# START OF Records for the task

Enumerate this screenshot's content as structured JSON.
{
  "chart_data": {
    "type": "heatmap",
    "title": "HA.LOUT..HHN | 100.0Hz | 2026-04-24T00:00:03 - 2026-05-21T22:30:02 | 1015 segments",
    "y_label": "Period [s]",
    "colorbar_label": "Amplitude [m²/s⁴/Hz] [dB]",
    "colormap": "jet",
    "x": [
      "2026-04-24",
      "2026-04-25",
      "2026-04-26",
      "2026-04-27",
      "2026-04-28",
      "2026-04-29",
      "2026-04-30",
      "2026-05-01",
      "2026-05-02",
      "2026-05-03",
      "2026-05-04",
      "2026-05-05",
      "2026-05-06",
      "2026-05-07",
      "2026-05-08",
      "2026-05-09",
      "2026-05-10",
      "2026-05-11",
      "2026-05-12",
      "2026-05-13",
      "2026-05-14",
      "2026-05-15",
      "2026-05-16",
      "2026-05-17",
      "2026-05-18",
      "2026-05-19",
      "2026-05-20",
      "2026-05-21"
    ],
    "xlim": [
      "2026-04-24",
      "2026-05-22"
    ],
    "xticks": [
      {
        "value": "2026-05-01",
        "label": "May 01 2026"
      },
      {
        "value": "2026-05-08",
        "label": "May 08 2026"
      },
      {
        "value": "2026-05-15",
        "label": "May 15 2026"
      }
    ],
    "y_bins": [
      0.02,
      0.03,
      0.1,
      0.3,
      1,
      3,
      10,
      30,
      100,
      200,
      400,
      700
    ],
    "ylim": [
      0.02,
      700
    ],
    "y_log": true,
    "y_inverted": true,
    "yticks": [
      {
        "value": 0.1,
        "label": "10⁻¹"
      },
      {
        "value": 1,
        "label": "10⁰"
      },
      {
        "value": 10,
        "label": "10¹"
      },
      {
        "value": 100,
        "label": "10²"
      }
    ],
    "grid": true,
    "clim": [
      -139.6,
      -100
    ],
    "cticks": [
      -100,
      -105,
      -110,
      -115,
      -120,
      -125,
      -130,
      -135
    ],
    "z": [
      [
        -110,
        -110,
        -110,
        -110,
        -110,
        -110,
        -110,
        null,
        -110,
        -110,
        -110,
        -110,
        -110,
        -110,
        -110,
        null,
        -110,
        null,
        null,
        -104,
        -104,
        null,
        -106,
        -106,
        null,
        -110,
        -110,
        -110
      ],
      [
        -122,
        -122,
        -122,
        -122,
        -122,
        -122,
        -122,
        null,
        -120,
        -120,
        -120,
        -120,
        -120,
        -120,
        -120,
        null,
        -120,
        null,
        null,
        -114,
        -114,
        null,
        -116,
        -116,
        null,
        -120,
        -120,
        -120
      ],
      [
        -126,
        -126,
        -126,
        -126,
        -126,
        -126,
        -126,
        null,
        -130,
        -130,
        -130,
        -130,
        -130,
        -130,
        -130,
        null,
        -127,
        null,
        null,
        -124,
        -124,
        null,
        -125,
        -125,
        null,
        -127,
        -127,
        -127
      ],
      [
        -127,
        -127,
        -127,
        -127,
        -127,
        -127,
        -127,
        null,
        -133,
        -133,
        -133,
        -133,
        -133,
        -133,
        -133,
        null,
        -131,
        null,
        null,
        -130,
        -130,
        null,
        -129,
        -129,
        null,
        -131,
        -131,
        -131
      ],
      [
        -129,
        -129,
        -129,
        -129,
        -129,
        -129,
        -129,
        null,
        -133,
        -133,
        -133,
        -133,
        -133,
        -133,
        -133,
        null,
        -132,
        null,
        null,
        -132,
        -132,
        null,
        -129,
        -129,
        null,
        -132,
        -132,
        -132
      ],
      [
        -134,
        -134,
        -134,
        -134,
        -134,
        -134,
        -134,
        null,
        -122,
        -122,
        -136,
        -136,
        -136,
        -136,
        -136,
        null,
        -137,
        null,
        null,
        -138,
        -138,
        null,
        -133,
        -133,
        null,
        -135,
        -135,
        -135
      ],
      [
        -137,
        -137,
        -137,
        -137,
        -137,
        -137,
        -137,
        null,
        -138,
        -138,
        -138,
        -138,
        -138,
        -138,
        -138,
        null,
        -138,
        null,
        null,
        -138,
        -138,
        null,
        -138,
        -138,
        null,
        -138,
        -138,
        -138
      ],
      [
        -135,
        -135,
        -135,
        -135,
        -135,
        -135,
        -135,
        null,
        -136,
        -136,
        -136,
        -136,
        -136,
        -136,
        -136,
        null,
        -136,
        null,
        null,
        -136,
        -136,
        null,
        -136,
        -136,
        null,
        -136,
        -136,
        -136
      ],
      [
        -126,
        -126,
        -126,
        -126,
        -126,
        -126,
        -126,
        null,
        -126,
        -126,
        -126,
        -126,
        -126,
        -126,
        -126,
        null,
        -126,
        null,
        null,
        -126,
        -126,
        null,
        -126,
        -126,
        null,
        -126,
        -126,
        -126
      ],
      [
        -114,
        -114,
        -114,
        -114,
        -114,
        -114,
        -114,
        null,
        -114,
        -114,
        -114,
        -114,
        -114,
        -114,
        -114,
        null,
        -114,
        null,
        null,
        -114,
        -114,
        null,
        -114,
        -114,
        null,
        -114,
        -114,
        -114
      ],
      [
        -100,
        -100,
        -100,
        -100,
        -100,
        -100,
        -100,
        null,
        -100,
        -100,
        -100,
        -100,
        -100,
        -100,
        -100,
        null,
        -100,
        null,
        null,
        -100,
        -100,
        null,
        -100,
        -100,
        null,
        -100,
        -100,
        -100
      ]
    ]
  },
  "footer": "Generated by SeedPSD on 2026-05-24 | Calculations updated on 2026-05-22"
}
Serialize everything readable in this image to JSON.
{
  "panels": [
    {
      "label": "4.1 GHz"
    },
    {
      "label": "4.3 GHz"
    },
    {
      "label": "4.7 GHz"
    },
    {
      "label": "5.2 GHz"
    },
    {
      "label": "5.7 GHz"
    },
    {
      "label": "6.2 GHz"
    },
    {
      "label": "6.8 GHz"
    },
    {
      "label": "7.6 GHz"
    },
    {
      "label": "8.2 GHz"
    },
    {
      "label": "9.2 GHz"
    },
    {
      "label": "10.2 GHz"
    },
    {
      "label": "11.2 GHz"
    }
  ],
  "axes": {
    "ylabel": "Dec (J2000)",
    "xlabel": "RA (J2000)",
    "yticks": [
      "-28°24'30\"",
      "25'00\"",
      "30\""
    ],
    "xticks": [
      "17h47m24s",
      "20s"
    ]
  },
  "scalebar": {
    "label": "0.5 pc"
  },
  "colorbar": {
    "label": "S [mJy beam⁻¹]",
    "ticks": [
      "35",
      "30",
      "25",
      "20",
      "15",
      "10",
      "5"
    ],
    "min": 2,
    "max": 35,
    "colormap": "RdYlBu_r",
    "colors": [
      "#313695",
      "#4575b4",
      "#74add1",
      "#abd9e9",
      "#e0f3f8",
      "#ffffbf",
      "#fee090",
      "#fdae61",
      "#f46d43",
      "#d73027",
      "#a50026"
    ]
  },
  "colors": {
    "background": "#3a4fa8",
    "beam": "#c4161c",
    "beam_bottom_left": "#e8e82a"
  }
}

# END OF Records for the task

**What you need to do**
Which lines hold the string "this"? Copy all of them from the data above.

**Result of the task**
Enumerate this screenshot's content as structured JSON.
Serialize everything readable in this image to JSON.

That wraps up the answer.